• **SHORT PROBLEM**
Find how many lines in the material contain "high"; your answer should be that number alone.

[Records from a collection of figures]
^^^^^^^^
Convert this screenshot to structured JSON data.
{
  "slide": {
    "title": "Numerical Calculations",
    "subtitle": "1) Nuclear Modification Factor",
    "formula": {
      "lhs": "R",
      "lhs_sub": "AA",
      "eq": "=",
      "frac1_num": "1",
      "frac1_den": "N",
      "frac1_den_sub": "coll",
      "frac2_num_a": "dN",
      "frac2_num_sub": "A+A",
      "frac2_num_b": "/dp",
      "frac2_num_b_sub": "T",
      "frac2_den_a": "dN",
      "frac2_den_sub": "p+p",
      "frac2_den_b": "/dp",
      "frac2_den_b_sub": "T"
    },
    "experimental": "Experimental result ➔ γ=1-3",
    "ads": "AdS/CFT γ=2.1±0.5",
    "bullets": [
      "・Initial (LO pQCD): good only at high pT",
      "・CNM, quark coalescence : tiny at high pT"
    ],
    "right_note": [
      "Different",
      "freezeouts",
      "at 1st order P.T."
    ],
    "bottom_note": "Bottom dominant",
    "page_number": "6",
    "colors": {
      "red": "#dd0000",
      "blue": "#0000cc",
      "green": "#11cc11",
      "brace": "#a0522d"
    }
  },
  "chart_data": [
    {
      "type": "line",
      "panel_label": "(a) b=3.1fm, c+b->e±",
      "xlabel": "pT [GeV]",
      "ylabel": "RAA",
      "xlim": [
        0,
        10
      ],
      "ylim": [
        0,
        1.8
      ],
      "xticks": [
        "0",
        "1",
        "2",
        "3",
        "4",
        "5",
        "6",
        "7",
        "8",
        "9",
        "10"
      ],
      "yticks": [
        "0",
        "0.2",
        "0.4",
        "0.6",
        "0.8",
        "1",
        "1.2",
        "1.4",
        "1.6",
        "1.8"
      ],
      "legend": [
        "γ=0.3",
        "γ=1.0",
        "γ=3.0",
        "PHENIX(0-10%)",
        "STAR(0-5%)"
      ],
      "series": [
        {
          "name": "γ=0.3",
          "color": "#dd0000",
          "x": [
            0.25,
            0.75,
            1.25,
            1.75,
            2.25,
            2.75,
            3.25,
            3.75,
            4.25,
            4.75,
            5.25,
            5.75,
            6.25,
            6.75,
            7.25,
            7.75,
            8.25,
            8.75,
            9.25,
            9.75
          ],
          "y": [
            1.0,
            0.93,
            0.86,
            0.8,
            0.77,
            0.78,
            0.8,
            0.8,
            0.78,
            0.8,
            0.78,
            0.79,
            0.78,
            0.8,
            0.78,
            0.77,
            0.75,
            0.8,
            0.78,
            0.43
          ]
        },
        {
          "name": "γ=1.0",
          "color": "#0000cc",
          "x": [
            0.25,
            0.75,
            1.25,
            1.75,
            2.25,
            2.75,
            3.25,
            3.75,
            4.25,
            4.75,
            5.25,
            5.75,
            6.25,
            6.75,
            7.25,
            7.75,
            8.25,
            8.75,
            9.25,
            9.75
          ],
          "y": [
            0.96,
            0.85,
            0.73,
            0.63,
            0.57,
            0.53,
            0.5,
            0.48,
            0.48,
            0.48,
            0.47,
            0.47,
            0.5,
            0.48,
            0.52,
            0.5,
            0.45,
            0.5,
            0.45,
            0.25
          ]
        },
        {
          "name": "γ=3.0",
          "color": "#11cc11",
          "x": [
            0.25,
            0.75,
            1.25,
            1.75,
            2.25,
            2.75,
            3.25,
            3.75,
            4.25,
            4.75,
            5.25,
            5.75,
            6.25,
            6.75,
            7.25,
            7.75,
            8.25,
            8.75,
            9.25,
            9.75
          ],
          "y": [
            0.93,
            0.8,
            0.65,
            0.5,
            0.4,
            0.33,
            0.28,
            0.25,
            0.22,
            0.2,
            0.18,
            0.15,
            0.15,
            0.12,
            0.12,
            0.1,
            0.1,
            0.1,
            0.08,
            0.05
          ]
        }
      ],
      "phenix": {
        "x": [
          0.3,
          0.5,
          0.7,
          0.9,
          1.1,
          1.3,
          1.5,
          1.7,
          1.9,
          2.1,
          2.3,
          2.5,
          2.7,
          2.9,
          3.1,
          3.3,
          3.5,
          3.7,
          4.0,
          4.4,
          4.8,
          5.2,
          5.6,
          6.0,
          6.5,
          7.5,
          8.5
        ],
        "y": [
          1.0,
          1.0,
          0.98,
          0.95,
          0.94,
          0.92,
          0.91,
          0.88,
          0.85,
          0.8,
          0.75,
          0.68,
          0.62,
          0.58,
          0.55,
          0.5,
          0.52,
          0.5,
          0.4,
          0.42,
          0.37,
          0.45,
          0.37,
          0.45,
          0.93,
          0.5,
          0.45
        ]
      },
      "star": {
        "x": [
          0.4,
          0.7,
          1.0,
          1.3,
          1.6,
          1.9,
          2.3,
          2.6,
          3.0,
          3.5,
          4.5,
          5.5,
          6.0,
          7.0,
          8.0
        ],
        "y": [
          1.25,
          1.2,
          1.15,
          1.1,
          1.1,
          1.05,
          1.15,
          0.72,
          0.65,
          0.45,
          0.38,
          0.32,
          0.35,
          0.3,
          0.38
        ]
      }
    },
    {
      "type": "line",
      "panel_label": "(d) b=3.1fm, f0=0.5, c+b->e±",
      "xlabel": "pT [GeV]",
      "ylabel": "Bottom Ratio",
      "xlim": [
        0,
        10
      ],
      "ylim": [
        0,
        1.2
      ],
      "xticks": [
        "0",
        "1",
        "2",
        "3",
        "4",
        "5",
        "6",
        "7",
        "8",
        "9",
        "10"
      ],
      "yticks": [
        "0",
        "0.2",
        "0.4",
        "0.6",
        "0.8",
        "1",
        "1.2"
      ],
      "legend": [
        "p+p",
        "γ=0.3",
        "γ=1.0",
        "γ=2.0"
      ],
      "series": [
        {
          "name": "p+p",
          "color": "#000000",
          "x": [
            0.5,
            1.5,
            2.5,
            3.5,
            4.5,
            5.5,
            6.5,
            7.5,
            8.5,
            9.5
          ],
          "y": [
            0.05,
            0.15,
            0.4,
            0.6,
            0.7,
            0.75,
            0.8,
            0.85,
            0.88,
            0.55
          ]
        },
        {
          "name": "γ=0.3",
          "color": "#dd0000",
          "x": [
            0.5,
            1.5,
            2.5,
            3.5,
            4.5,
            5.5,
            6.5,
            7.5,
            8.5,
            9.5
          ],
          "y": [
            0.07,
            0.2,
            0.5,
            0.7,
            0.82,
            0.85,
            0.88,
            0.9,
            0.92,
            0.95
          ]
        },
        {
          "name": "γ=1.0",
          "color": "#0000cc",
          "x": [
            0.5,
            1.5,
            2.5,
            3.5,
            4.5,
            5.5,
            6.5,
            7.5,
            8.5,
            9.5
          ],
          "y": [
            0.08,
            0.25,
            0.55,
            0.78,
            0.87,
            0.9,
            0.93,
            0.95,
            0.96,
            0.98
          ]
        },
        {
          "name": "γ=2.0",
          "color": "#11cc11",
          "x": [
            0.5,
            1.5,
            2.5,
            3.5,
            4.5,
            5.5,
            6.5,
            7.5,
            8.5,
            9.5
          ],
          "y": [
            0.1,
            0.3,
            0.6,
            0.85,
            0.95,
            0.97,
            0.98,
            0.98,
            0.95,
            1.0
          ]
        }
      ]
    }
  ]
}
^^^^^^^^
• **SOLUTION TO THE PROBLEM**
2